**EXERCISE INSTRUCTIONS**
Repeat every line of the material, character for character.

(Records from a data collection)
------------------------
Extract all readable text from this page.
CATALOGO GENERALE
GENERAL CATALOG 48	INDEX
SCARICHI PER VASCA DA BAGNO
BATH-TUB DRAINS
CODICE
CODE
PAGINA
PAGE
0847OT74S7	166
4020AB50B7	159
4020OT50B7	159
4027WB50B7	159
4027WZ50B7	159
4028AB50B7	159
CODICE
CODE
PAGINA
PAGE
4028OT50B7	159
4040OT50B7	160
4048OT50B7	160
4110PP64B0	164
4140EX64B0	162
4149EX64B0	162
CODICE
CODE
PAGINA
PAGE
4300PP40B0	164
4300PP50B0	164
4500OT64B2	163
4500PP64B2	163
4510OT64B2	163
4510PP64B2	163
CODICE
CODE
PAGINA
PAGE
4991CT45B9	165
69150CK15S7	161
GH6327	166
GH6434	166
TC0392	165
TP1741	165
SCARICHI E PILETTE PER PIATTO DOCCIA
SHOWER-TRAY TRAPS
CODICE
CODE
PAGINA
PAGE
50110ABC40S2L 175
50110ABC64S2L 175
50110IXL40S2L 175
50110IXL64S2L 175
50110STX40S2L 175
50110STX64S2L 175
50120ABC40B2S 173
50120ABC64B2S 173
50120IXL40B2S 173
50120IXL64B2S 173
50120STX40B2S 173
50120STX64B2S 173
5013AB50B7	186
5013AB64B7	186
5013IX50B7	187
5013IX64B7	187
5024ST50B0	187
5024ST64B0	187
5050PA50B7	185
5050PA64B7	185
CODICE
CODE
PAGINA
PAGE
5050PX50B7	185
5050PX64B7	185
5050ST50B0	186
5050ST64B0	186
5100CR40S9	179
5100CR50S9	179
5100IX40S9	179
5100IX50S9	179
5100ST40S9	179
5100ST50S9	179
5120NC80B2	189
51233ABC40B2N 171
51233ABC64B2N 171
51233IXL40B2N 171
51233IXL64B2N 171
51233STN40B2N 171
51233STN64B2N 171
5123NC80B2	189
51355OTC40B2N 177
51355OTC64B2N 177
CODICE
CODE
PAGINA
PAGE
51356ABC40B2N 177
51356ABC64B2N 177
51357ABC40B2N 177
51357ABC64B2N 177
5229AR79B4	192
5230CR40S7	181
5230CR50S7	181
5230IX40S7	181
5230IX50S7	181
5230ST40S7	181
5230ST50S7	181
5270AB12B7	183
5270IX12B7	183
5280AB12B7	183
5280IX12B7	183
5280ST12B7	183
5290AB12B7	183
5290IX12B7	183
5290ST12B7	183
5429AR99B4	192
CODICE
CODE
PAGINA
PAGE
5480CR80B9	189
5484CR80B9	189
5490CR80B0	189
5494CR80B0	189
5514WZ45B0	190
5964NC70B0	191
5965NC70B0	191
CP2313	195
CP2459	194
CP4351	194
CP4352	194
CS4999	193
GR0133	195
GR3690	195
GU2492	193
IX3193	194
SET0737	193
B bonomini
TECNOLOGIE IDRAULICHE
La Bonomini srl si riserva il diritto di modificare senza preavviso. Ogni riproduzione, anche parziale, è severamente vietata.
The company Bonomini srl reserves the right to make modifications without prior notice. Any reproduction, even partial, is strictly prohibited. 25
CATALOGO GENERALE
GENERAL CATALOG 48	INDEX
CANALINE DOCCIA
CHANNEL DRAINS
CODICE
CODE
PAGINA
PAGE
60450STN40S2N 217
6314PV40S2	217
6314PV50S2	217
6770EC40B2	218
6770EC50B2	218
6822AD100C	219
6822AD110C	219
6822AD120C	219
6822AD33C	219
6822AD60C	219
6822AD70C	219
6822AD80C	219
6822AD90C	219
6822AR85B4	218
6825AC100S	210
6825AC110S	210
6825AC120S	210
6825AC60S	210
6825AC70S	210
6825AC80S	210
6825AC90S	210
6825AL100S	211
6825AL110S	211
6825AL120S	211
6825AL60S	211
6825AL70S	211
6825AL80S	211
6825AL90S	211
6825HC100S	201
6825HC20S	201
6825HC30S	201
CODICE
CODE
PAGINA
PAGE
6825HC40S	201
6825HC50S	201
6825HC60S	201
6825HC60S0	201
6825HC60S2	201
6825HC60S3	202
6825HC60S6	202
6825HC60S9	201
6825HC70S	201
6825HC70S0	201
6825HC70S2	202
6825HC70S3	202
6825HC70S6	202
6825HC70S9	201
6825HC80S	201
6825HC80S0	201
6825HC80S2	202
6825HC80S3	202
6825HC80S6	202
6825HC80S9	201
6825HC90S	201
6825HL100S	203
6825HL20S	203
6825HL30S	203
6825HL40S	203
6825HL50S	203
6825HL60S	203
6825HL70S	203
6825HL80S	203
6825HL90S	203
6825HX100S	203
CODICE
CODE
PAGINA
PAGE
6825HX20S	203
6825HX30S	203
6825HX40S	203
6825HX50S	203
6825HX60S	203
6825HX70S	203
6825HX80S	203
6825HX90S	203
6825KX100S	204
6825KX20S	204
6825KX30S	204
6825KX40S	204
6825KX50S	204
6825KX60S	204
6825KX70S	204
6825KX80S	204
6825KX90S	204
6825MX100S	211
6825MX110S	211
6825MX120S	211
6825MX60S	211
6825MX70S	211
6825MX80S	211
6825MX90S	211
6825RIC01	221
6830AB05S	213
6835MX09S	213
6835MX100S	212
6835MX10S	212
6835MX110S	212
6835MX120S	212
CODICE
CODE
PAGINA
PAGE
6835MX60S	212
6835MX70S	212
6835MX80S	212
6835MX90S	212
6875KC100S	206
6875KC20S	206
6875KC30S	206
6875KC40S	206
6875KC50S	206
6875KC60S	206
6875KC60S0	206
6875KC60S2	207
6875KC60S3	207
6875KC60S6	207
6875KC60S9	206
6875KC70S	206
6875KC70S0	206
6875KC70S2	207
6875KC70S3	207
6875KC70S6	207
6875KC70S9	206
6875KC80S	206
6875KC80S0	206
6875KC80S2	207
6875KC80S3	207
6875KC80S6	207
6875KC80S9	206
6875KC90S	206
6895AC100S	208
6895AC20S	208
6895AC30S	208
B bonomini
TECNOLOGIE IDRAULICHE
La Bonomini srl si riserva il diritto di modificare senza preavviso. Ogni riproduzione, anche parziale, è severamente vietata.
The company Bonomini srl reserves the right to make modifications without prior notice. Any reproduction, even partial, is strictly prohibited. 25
------------------------
**FULL OUTPUT**
Extract all readable text from this page.
CATALOGO GENERALE
GENERAL CATALOG 48	INDEX
SCARICHI PER VASCA DA BAGNO
BATH-TUB DRAINS
CODICE
CODE
PAGINA
PAGE
0847OT74S7	166
4020AB50B7	159
4020OT50B7	159
4027WB50B7	159
4027WZ50B7	159
4028AB50B7	159
CODICE
CODE
PAGINA
PAGE
4028OT50B7	159
4040OT50B7	160
4048OT50B7	160
4110PP64B0	164
4140EX64B0	162
4149EX64B0	162
CODICE
CODE
PAGINA
PAGE
4300PP40B0	164
4300PP50B0	164
4500OT64B2	163
4500PP64B2	163
4510OT64B2	163
4510PP64B2	163
CODICE
CODE
PAGINA
PAGE
4991CT45B9	165
69150CK15S7	161
GH6327	166
GH6434	166
TC0392	165
TP1741	165
SCARICHI E PILETTE PER PIATTO DOCCIA
SHOWER-TRAY TRAPS
CODICE
CODE
PAGINA
PAGE
50110ABC40S2L 175
50110ABC64S2L 175
50110IXL40S2L 175
50110IXL64S2L 175
50110STX40S2L 175
50110STX64S2L 175
50120ABC40B2S 173
50120ABC64B2S 173
50120IXL40B2S 173
50120IXL64B2S 173
50120STX40B2S 173
50120STX64B2S 173
5013AB50B7	186
5013AB64B7	186
5013IX50B7	187
5013IX64B7	187
5024ST50B0	187
5024ST64B0	187
5050PA50B7	185
5050PA64B7	185
CODICE
CODE
PAGINA
PAGE
5050PX50B7	185
5050PX64B7	185
5050ST50B0	186
5050ST64B0	186
5100CR40S9	179
5100CR50S9	179
5100IX40S9	179
5100IX50S9	179
5100ST40S9	179
5100ST50S9	179
5120NC80B2	189
51233ABC40B2N 171
51233ABC64B2N 171
51233IXL40B2N 171
51233IXL64B2N 171
51233STN40B2N 171
51233STN64B2N 171
5123NC80B2	189
51355OTC40B2N 177
51355OTC64B2N 177
CODICE
CODE
PAGINA
PAGE
51356ABC40B2N 177
51356ABC64B2N 177
51357ABC40B2N 177
51357ABC64B2N 177
5229AR79B4	192
5230CR40S7	181
5230CR50S7	181
5230IX40S7	181
5230IX50S7	181
5230ST40S7	181
5230ST50S7	181
5270AB12B7	183
5270IX12B7	183
5280AB12B7	183
5280IX12B7	183
5280ST12B7	183
5290AB12B7	183
5290IX12B7	183
5290ST12B7	183
5429AR99B4	192
CODICE
CODE
PAGINA
PAGE
5480CR80B9	189
5484CR80B9	189
5490CR80B0	189
5494CR80B0	189
5514WZ45B0	190
5964NC70B0	191
5965NC70B0	191
CP2313	195
CP2459	194
CP4351	194
CP4352	194
CS4999	193
GR0133	195
GR3690	195
GU2492	193
IX3193	194
SET0737	193
B bonomini
TECNOLOGIE IDRAULICHE
La Bonomini srl si riserva il diritto di modificare senza preavviso. Ogni riproduzione, anche parziale, è severamente vietata.
The company Bonomini srl reserves the right to make modifications without prior notice. Any reproduction, even partial, is strictly prohibited. 25
CATALOGO GENERALE
GENERAL CATALOG 48	INDEX
CANALINE DOCCIA
CHANNEL DRAINS
CODICE
CODE
PAGINA
PAGE
60450STN40S2N 217
6314PV40S2	217
6314PV50S2	217
6770EC40B2	218
6770EC50B2	218
6822AD100C	219
6822AD110C	219
6822AD120C	219
6822AD33C	219
6822AD60C	219
6822AD70C	219
6822AD80C	219
6822AD90C	219
6822AR85B4	218
6825AC100S	210
6825AC110S	210
6825AC120S	210
6825AC60S	210
6825AC70S	210
6825AC80S	210
6825AC90S	210
6825AL100S	211
6825AL110S	211
6825AL120S	211
6825AL60S	211
6825AL70S	211
6825AL80S	211
6825AL90S	211
6825HC100S	201
6825HC20S	201
6825HC30S	201
CODICE
CODE
PAGINA
PAGE
6825HC40S	201
6825HC50S	201
6825HC60S	201
6825HC60S0	201
6825HC60S2	201
6825HC60S3	202
6825HC60S6	202
6825HC60S9	201
6825HC70S	201
6825HC70S0	201
6825HC70S2	202
6825HC70S3	202
6825HC70S6	202
6825HC70S9	201
6825HC80S	201
6825HC80S0	201
6825HC80S2	202
6825HC80S3	202
6825HC80S6	202
6825HC80S9	201
6825HC90S	201
6825HL100S	203
6825HL20S	203
6825HL30S	203
6825HL40S	203
6825HL50S	203
6825HL60S	203
6825HL70S	203
6825HL80S	203
6825HL90S	203
6825HX100S	203
CODICE
CODE
PAGINA
PAGE
6825HX20S	203
6825HX30S	203
6825HX40S	203
6825HX50S	203
6825HX60S	203
6825HX70S	203
6825HX80S	203
6825HX90S	203
6825KX100S	204
6825KX20S	204
6825KX30S	204
6825KX40S	204
6825KX50S	204
6825KX60S	204
6825KX70S	204
6825KX80S	204
6825KX90S	204
6825MX100S	211
6825MX110S	211
6825MX120S	211
6825MX60S	211
6825MX70S	211
6825MX80S	211
6825MX90S	211
6825RIC01	221
6830AB05S	213
6835MX09S	213
6835MX100S	212
6835MX10S	212
6835MX110S	212
6835MX120S	212
CODICE
CODE
PAGINA
PAGE
6835MX60S	212
6835MX70S	212
6835MX80S	212
6835MX90S	212
6875KC100S	206
6875KC20S	206
6875KC30S	206
6875KC40S	206
6875KC50S	206
6875KC60S	206
6875KC60S0	206
6875KC60S2	207
6875KC60S3	207
6875KC60S6	207
6875KC60S9	206
6875KC70S	206
6875KC70S0	206
6875KC70S2	207
6875KC70S3	207
6875KC70S6	207
6875KC70S9	206
6875KC80S	206
6875KC80S0	206
6875KC80S2	207
6875KC80S3	207
6875KC80S6	207
6875KC80S9	206
6875KC90S	206
6895AC100S	208
6895AC20S	208
6895AC30S	208
B bonomini
TECNOLOGIE IDRAULICHE
La Bonomini srl si riserva il diritto di modificare senza preavviso. Ogni riproduzione, anche parziale, è severamente vietata.
The company Bonomini srl reserves the right to make modifications without prior notice. Any reproduction, even partial, is strictly prohibited. 25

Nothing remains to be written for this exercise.